Brano
Nonostante ciò, il 17 si è manifestata la
forza di una potenziale opposizione al governo, e questa opposizione va
alimentata per costruire ulteriori mobilitazioni. Contro un governo che
continuerà le sue guerre imperialiste, che sta dando il colpo di grazia al
sistema previdenziale pubblico, che continuerà a mantenere i centri di
permanenza per gli immigrati e ad alimentare il loro sfruttamento, che non
intende contrastare la precarietà e non smantellerà le leggi che in questi anni
hanno destrutturato la scuola e l‘università pubbliche, che liberalizza e
privatizza i servizi, non è possibile mettere in campo manifestazioni episodiche
e frammentate, ma è necessario far crescere nei luoghi di lavoro, nei quartieri
e nei territori comitati unitari con l'obiettivo di contrastare i provvedimenti
antioperai e antiproletari di questo e dei passati governi, contro qualsiasi
logica del "meno peggio".

Dati da esaminare
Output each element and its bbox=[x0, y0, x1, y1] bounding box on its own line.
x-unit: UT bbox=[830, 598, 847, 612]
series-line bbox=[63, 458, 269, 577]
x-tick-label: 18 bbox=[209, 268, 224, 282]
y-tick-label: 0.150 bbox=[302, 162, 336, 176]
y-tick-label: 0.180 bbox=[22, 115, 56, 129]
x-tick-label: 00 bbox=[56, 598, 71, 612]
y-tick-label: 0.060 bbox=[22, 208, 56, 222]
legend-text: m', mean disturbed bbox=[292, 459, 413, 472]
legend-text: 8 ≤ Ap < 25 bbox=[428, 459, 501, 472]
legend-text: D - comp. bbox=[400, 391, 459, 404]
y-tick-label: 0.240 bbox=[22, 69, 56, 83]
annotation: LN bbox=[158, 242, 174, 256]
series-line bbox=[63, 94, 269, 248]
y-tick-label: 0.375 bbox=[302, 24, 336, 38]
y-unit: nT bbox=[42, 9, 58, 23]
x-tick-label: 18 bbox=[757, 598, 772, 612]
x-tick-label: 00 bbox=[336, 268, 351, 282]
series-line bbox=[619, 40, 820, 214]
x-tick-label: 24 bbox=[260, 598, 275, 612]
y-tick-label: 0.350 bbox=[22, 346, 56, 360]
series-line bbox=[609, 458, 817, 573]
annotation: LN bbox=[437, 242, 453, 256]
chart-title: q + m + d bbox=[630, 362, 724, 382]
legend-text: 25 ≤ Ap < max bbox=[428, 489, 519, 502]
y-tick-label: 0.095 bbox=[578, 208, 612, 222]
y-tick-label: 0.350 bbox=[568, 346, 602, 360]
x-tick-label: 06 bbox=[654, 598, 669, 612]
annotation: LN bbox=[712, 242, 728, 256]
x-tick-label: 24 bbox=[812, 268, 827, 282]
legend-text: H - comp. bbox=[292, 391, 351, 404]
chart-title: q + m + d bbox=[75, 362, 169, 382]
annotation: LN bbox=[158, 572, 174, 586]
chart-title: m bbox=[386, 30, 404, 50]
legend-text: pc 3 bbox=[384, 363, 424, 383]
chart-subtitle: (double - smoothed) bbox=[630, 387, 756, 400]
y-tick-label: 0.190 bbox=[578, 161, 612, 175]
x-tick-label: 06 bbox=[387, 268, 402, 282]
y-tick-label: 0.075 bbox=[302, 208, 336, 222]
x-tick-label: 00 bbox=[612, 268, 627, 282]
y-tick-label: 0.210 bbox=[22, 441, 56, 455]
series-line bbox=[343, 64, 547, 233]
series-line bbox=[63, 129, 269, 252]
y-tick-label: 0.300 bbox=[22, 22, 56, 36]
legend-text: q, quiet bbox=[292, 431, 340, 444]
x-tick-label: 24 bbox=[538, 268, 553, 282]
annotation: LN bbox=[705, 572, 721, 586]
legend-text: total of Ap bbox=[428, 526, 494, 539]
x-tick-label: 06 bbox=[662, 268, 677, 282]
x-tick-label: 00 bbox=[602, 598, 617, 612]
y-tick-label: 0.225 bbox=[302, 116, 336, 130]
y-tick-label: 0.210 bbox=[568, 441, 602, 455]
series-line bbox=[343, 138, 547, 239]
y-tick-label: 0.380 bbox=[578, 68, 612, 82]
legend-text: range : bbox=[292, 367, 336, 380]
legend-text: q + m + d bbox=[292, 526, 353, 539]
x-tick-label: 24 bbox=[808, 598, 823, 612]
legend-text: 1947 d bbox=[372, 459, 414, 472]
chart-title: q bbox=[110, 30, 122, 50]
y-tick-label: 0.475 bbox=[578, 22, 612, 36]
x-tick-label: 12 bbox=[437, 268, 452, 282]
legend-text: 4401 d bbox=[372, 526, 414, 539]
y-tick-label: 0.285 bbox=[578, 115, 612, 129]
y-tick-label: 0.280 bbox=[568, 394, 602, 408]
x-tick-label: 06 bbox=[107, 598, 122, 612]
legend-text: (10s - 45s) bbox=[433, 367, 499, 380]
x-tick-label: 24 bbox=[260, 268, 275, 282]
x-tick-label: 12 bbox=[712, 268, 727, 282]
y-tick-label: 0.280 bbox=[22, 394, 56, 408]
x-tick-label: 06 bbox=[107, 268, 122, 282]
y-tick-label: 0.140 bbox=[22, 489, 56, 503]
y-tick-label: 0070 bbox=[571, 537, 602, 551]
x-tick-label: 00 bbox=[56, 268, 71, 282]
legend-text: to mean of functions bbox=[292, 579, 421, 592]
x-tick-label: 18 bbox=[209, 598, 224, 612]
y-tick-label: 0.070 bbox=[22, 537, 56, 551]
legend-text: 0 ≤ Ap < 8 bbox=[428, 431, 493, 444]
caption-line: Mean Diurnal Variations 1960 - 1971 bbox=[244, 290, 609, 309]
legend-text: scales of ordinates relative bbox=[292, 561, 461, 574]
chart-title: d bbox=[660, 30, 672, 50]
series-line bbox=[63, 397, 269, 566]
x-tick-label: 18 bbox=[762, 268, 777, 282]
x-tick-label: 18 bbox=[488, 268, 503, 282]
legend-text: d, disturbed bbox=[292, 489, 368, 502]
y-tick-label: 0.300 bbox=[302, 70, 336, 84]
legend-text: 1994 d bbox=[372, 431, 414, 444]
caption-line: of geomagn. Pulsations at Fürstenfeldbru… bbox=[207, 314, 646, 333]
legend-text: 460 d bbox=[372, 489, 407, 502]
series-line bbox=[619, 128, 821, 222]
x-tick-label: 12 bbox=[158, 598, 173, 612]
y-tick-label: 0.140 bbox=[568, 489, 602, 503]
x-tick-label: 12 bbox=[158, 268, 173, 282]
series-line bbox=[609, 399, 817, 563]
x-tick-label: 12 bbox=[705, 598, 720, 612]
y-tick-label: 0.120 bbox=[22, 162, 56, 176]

Consegna
Stabilisci se le affermazioni (a), (b) e (c) concordano con il brano, rispondendo sì o no e citando tra virgolette le parole decisive del brano.
(a) Il brano sostiene che contro il governo bastino manifestazioni episodiche.
(b) Il brano afferma che il governo continuerà a mantenere i centri di permanenza per gli immigrati.
(c) Il brano indica di far crescere comitati unitari nei luoghi di lavoro, nei quartieri e nei territori.

Compito svolto
(a) No: "non è possibile mettere in campo manifestazioni episodiche e frammentate".
(b) Sì: "che continuerà a mantenere i centri di permanenza per gli immigrati".
(c) Sì: "è necessario far crescere nei luoghi di lavoro, nei quartieri e nei territori comitati unitari".